= Required task =
Quote the whole listing verbatim.

= Provided information =
--- --- ---

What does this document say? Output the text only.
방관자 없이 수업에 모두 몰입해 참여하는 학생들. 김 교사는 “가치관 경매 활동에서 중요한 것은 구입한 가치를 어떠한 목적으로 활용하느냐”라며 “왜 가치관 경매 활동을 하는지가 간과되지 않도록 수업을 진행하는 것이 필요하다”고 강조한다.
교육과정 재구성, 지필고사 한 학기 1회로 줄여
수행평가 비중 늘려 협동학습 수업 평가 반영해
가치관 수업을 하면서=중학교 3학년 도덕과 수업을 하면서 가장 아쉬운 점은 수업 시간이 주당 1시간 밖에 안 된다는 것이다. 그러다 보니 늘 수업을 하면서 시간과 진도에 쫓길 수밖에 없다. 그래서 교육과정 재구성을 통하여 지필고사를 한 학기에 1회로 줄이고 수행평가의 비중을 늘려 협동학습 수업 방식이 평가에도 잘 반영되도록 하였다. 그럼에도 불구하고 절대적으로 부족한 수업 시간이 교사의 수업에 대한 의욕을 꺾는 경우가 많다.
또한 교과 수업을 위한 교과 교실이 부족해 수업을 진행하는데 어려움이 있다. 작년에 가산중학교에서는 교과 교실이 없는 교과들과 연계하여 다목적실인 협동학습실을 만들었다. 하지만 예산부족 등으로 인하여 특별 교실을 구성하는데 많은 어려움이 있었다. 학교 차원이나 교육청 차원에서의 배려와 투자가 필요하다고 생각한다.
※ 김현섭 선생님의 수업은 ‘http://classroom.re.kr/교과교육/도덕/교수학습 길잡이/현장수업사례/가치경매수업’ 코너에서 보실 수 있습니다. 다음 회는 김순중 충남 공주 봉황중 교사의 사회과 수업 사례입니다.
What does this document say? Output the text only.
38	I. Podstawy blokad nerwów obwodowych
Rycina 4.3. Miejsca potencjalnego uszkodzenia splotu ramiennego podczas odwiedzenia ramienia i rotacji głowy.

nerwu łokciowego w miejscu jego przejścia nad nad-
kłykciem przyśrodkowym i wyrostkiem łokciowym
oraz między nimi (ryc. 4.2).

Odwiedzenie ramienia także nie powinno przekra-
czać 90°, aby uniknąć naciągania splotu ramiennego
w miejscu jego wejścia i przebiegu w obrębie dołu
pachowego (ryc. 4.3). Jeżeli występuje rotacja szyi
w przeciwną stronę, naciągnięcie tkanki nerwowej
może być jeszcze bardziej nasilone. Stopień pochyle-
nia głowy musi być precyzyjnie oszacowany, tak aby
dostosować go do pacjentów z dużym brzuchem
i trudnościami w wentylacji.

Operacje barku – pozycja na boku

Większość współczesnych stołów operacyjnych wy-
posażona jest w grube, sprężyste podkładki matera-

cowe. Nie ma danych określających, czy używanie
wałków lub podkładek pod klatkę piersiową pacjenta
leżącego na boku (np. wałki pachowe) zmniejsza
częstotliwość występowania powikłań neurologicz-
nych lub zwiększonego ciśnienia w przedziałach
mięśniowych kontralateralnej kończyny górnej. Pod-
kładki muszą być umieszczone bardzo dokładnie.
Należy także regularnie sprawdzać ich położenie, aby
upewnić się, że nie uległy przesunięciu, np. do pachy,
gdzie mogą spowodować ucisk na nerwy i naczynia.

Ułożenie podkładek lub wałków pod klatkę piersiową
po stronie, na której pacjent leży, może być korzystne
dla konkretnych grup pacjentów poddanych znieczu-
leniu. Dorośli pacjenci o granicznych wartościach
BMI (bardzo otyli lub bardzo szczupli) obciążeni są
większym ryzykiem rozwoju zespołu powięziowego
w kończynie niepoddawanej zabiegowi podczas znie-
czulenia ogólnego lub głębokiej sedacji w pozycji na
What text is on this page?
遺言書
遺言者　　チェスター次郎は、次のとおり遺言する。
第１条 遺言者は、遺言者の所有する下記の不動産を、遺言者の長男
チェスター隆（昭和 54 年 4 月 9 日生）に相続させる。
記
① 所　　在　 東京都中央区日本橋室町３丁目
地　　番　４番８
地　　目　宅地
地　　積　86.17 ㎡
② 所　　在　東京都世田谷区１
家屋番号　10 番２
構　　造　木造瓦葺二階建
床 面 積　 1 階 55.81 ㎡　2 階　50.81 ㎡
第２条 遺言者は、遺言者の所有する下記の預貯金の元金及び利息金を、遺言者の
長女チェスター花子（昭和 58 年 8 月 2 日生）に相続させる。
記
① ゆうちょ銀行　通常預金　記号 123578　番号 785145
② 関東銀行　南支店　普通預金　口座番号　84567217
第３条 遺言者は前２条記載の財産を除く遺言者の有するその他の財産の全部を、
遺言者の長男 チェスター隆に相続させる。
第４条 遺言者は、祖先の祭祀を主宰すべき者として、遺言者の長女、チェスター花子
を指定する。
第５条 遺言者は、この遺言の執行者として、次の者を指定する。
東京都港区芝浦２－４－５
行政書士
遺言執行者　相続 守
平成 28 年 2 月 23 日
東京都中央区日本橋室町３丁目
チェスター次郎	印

--- --- ---

= Written answer =
What does this document say? Output the text only.
방관자 없이 수업에 모두 몰입해 참여하는 학생들. 김 교사는 “가치관 경매 활동에서 중요한 것은 구입한 가치를 어떠한 목적으로 활용하느냐”라며 “왜 가치관 경매 활동을 하는지가 간과되지 않도록 수업을 진행하는 것이 필요하다”고 강조한다.
교육과정 재구성, 지필고사 한 학기 1회로 줄여
수행평가 비중 늘려 협동학습 수업 평가 반영해
가치관 수업을 하면서=중학교 3학년 도덕과 수업을 하면서 가장 아쉬운 점은 수업 시간이 주당 1시간 밖에 안 된다는 것이다. 그러다 보니 늘 수업을 하면서 시간과 진도에 쫓길 수밖에 없다. 그래서 교육과정 재구성을 통하여 지필고사를 한 학기에 1회로 줄이고 수행평가의 비중을 늘려 협동학습 수업 방식이 평가에도 잘 반영되도록 하였다. 그럼에도 불구하고 절대적으로 부족한 수업 시간이 교사의 수업에 대한 의욕을 꺾는 경우가 많다.
또한 교과 수업을 위한 교과 교실이 부족해 수업을 진행하는데 어려움이 있다. 작년에 가산중학교에서는 교과 교실이 없는 교과들과 연계하여 다목적실인 협동학습실을 만들었다. 하지만 예산부족 등으로 인하여 특별 교실을 구성하는데 많은 어려움이 있었다. 학교 차원이나 교육청 차원에서의 배려와 투자가 필요하다고 생각한다.
※ 김현섭 선생님의 수업은 ‘http://classroom.re.kr/교과교육/도덕/교수학습 길잡이/현장수업사례/가치경매수업’ 코너에서 보실 수 있습니다. 다음 회는 김순중 충남 공주 봉황중 교사의 사회과 수업 사례입니다.
What does this document say? Output the text only.
38	I. Podstawy blokad nerwów obwodowych
Rycina 4.3. Miejsca potencjalnego uszkodzenia splotu ramiennego podczas odwiedzenia ramienia i rotacji głowy.

nerwu łokciowego w miejscu jego przejścia nad nad-
kłykciem przyśrodkowym i wyrostkiem łokciowym
oraz między nimi (ryc. 4.2).

Odwiedzenie ramienia także nie powinno przekra-
czać 90°, aby uniknąć naciągania splotu ramiennego
w miejscu jego wejścia i przebiegu w obrębie dołu
pachowego (ryc. 4.3). Jeżeli występuje rotacja szyi
w przeciwną stronę, naciągnięcie tkanki nerwowej
może być jeszcze bardziej nasilone. Stopień pochyle-
nia głowy musi być precyzyjnie oszacowany, tak aby
dostosować go do pacjentów z dużym brzuchem
i trudnościami w wentylacji.

Operacje barku – pozycja na boku

Większość współczesnych stołów operacyjnych wy-
posażona jest w grube, sprężyste podkładki matera-

cowe. Nie ma danych określających, czy używanie
wałków lub podkładek pod klatkę piersiową pacjenta
leżącego na boku (np. wałki pachowe) zmniejsza
częstotliwość występowania powikłań neurologicz-
nych lub zwiększonego ciśnienia w przedziałach
mięśniowych kontralateralnej kończyny górnej. Pod-
kładki muszą być umieszczone bardzo dokładnie.
Należy także regularnie sprawdzać ich położenie, aby
upewnić się, że nie uległy przesunięciu, np. do pachy,
gdzie mogą spowodować ucisk na nerwy i naczynia.

Ułożenie podkładek lub wałków pod klatkę piersiową
po stronie, na której pacjent leży, może być korzystne
dla konkretnych grup pacjentów poddanych znieczu-
leniu. Dorośli pacjenci o granicznych wartościach
BMI (bardzo otyli lub bardzo szczupli) obciążeni są
większym ryzykiem rozwoju zespołu powięziowego
w kończynie niepoddawanej zabiegowi podczas znie-
czulenia ogólnego lub głębokiej sedacji w pozycji na
What text is on this page?
遺言書
遺言者　　チェスター次郎は、次のとおり遺言する。
第１条 遺言者は、遺言者の所有する下記の不動産を、遺言者の長男
チェスター隆（昭和 54 年 4 月 9 日生）に相続させる。
記
① 所　　在　 東京都中央区日本橋室町３丁目
地　　番　４番８
地　　目　宅地
地　　積　86.17 ㎡
② 所　　在　東京都世田谷区１
家屋番号　10 番２
構　　造　木造瓦葺二階建
床 面 積　 1 階 55.81 ㎡　2 階　50.81 ㎡
第２条 遺言者は、遺言者の所有する下記の預貯金の元金及び利息金を、遺言者の
長女チェスター花子（昭和 58 年 8 月 2 日生）に相続させる。
記
① ゆうちょ銀行　通常預金　記号 123578　番号 785145
② 関東銀行　南支店　普通預金　口座番号　84567217
第３条 遺言者は前２条記載の財産を除く遺言者の有するその他の財産の全部を、
遺言者の長男 チェスター隆に相続させる。
第４条 遺言者は、祖先の祭祀を主宰すべき者として、遺言者の長女、チェスター花子
を指定する。
第５条 遺言者は、この遺言の執行者として、次の者を指定する。
東京都港区芝浦２－４－５
行政書士
遺言執行者　相続 守
平成 28 年 2 月 23 日
東京都中央区日本橋室町３丁目
チェスター次郎	印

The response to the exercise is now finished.